*ИСХОДНЫЙ ТЕКСТ*:
В первой половине XX века ходила по Москве такая литературная байка. Встретились как-то в ресторане Николай Асеев, Владимир Маяковский и Велимир Хлебников. Сидят, разговаривают. Николай Асеев говорит: «Таких поэтов, как я, в мире всего два-три человека». Маяковский ему ответил: «А таких, как я, – один». Хлебников помолчал и сказал: «А таких, как я, – вообще нет».
Василий Васильевич Розанов именно из таких. Подобных ему мыслителей в России – просто не было и нет. Вот, к примеру, Владимир Сергеевич Соловьёв – гениальный русский философ, талантливый поэт, но таких, как он, а вернее людей такого склада и образа мыслей и в России, а тем более в мире было достаточно. Особенно в Германии. А вот Розановых – не было и нет. Подражать ему пытались многие. Это правда, в том числе и в наше время. Но не получалось. Потому что Розанов жил и писал «не так».
Василий Васильевич Розанов
А как? Да – вот так:
«Шумит ветер в полночь и несёт листы…
Так и жизнь в быстротечном времени срывает с души нашей восклицания, вздохи, полу-мысли, полу-чувства… Которые, будучи звуковыми обрывками, имеют ту значительность, что “сошли” прямо с души, без переработки, без цели, без преднамеренья, – без всего постороннего…
Просто, – “душа живёт”, то есть “жила”, “дохнула”…»
Живая душа Василия Васильевича Розанова… она согрела и мою душу, укрепила во мне дух русского человека.
Человек это был особенный, и каждый, кто прочитает Розанова сегодня, либо влюбится в него безоговорочно и примет его как своего, либо отвергнет как чужого.
Равнодушных не предвидится.
Так с ним было всегда: в жизни и творчестве. Страстный, хлёсткий, противоречивый, порою даже злой, но никогда не равнодушно теплохладный и всегда русский по нутряной сути своей.
Достаточно вспомнить хотя бы публичное осуждение и исключение в 1914 году Розанова (за его позицию в печати «по делу Бейлиса», а вернее по «делу Ющинского») из «Религиозно-философского общества»; это того самого Розанова, который в 1917 году пропоёт оду «великому предназначению еврейского народа». Почти все тогда негодовали, это правда. Многие пытались клеить ему ярлыки, поливать грязью, мазать дёгтем.
Но почему-то ничего не липло к этому человеку. Не липло, и всё!
И это многих раздражало… А раздражало главным образом потому, что Розанов был человеком единого, цельного, горячего русского духовного склада.

*ПРЕДОСТАВЛЕННЫЙ МАТЕРИАЛ*:
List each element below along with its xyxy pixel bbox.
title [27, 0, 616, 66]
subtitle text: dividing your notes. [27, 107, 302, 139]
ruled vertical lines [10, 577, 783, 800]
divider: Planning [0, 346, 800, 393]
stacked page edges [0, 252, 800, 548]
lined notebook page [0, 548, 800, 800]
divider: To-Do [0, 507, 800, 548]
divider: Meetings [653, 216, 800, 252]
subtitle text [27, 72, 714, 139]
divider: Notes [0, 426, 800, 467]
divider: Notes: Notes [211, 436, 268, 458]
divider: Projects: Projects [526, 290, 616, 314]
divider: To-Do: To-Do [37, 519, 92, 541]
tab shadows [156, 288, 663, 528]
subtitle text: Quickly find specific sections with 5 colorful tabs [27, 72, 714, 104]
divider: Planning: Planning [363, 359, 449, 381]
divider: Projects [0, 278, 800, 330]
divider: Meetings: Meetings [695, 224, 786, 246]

*ЗАДАНИЯ*:
#1 Ответьте по тексту о Розанове на три вопроса:
(a) Кто, кроме Маяковского и Хлебникова, встретился в ресторане по литературной байке?
(b) В какой стране, по словам автора, особенно много было людей склада Соловьёва?
(c) В каком году Розанова исключили из «Религиозно-философского общества»?
#2 Согласуются ли эти утверждения с текстом о Розанове? Ответьте «да» или «нет» и приведите решающие слова текста в точной цитате.
(a) Хлебников сказал, что таких, как он, в мире только один.
(b) Подражать Розанову пытались многие.
(c) Оду «великому предназначению еврейского народа» Розанов пропел в 1914 году.
#3 Перепишите из текста о Розанове отрывок, начиная со слов «Достаточно вспомнить хотя» и заканчивая словами «липло, и всё!».

*ОТВЕТЫ К ЗАДАНИЯМ*:
#1
(a) Николай Асеев.
(b) В Германии.
(c) В 1914 году.

#2
(a) Нет: «А таких, как я, – вообще нет».
(b) Да: «Подражать ему пытались многие».
(c) Нет: «в 1917 году пропоёт оду».

#3
Достаточно вспомнить хотя бы публичное осуждение и исключение в 1914 году Розанова (за его позицию в печати «по делу Бейлиса», а вернее по «делу Ющинского») из «Религиозно-философского общества»; это того самого Розанова, который в 1917 году пропоёт оду «великому предназначению еврейского народа». Почти все тогда негодовали, это правда. Многие пытались клеить ему ярлыки, поливать грязью, мазать дёгтем.
Но почему-то ничего не липло к этому человеку. Не липло, и всё!